Go through the entries and say how many lines contain the string "Heliocentric". The number is the whole answer.

--- SUPPLIED DATA ---

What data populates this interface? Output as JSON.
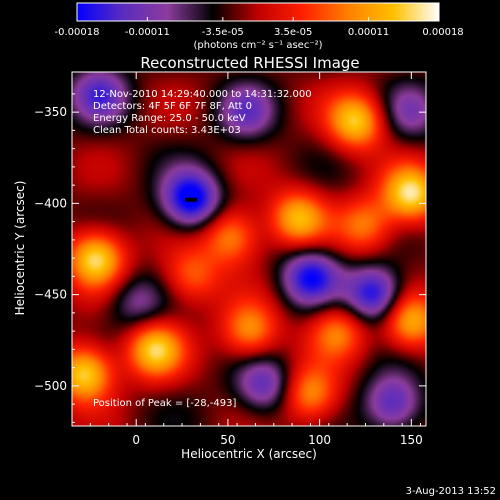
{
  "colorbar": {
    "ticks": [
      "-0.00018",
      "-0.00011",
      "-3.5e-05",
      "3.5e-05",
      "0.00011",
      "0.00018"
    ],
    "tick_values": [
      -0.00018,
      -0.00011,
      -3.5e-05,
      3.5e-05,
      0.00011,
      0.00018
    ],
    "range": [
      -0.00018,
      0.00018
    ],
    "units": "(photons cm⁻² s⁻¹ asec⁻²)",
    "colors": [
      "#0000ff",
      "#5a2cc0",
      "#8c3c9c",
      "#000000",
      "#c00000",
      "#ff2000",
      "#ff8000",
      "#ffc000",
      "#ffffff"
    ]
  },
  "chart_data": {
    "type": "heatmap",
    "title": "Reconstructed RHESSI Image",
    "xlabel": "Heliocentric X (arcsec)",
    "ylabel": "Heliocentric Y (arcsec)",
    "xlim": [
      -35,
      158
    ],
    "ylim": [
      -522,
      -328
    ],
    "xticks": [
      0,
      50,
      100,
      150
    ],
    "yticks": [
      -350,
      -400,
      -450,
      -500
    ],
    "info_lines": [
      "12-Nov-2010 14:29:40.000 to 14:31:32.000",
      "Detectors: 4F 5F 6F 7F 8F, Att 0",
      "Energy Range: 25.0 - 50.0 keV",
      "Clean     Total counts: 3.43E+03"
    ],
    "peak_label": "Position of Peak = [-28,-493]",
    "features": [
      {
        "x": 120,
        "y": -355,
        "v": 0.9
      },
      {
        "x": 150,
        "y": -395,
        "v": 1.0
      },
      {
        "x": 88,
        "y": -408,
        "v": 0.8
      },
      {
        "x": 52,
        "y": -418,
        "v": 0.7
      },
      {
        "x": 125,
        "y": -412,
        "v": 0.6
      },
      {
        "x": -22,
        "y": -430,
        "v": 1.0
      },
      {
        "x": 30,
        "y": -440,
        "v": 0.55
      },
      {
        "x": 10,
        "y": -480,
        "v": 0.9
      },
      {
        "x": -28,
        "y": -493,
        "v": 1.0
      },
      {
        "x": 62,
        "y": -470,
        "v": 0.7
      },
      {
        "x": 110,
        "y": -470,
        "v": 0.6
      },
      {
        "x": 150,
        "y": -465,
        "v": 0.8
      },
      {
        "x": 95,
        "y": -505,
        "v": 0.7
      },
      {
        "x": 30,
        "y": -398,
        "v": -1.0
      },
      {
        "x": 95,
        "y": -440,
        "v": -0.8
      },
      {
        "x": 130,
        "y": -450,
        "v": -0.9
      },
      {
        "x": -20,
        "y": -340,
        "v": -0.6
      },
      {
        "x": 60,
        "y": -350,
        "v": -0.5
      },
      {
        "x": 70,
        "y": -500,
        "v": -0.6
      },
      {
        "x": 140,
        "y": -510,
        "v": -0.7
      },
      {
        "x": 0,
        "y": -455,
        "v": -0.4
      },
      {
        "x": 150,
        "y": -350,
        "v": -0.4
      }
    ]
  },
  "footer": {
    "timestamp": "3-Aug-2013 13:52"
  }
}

---
--- SUPPLIED DATA ---

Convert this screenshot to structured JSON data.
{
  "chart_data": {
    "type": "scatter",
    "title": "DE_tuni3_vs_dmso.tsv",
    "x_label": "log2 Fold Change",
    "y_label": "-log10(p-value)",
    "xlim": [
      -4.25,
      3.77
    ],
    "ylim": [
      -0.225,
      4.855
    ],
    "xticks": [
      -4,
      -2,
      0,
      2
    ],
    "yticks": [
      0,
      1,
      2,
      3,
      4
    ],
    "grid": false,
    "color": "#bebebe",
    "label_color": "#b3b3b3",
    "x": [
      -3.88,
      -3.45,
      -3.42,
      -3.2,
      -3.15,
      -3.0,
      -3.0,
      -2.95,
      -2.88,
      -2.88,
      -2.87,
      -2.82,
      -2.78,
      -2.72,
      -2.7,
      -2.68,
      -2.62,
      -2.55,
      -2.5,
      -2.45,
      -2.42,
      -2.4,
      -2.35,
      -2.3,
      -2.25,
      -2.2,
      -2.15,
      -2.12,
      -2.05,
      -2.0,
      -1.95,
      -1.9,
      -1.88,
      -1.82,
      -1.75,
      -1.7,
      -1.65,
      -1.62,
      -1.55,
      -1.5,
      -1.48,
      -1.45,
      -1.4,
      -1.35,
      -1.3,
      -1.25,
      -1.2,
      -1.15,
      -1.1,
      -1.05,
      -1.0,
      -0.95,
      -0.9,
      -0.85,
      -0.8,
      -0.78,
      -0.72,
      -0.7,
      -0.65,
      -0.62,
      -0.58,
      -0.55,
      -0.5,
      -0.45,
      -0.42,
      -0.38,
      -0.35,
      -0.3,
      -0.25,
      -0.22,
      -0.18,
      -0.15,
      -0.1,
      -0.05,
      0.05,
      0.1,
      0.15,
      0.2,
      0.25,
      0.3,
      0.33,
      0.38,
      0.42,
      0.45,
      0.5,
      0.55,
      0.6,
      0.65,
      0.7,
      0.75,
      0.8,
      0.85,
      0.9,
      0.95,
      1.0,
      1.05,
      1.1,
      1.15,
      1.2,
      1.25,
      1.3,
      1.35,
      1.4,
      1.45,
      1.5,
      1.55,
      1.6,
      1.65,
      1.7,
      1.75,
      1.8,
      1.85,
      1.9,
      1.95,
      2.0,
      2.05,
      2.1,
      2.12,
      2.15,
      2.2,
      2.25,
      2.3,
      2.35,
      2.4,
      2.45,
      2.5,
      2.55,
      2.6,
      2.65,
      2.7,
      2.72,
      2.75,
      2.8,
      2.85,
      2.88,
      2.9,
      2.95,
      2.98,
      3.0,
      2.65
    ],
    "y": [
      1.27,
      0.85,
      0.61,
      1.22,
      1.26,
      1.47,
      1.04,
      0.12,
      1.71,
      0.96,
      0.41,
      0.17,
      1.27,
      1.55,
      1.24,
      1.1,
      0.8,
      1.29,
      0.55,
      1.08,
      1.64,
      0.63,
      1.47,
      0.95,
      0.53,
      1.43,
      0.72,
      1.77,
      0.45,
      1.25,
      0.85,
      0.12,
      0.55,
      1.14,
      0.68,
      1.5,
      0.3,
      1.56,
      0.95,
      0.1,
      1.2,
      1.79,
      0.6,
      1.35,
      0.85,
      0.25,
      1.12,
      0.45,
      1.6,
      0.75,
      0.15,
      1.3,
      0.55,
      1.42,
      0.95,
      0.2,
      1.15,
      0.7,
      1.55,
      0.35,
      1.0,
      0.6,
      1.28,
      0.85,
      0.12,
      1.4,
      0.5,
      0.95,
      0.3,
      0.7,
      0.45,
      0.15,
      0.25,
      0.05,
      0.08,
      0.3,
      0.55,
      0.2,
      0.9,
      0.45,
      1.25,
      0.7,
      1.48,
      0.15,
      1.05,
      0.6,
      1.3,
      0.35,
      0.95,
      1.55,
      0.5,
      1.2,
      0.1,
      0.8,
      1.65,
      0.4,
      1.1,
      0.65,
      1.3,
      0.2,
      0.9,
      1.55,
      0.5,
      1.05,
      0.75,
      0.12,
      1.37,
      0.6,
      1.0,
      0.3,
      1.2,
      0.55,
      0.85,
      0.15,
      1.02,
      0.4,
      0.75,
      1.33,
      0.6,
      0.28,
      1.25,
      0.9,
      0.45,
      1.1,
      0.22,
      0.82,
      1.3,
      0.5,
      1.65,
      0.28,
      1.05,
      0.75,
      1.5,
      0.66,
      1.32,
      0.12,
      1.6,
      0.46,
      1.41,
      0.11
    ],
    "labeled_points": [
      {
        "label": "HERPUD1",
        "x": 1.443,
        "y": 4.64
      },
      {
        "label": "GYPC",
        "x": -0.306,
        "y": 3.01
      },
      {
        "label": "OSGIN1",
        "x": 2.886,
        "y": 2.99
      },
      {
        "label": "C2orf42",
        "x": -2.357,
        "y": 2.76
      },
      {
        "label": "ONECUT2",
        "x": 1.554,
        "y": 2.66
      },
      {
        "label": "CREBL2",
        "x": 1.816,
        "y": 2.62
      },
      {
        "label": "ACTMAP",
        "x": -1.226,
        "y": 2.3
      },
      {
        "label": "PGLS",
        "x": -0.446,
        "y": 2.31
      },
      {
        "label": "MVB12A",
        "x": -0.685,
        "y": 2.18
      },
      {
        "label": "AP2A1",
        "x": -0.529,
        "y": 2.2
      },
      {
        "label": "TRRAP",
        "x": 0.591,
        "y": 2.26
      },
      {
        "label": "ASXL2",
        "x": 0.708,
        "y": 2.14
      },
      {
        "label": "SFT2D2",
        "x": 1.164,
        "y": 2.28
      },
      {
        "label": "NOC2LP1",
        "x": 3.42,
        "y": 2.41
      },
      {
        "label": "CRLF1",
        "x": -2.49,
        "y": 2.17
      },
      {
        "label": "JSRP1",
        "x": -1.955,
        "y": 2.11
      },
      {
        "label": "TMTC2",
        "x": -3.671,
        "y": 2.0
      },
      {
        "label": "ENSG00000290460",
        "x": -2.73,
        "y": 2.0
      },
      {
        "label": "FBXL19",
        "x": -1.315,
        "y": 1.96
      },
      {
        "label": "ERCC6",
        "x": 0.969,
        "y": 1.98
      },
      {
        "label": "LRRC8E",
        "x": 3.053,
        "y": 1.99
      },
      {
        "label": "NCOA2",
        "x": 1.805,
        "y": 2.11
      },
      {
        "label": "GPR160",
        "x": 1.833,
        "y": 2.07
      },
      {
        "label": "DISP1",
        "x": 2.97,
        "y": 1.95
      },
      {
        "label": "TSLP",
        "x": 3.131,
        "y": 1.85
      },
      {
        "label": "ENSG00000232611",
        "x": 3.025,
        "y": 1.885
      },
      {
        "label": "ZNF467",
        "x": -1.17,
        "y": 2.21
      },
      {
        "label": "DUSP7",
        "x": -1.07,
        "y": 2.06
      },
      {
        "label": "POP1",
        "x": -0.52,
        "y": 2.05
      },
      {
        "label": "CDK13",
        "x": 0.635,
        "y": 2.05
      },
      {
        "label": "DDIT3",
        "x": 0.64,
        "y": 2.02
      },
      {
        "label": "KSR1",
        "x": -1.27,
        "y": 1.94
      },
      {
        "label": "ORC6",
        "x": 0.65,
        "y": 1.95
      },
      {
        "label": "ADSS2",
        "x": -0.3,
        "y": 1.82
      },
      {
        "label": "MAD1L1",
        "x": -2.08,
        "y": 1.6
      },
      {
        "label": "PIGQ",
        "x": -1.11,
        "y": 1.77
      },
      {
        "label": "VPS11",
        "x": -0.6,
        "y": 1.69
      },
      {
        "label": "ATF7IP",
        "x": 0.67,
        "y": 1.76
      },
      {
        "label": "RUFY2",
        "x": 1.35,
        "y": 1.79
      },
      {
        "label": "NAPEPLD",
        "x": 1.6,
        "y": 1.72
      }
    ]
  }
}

---

### RESPONSE
2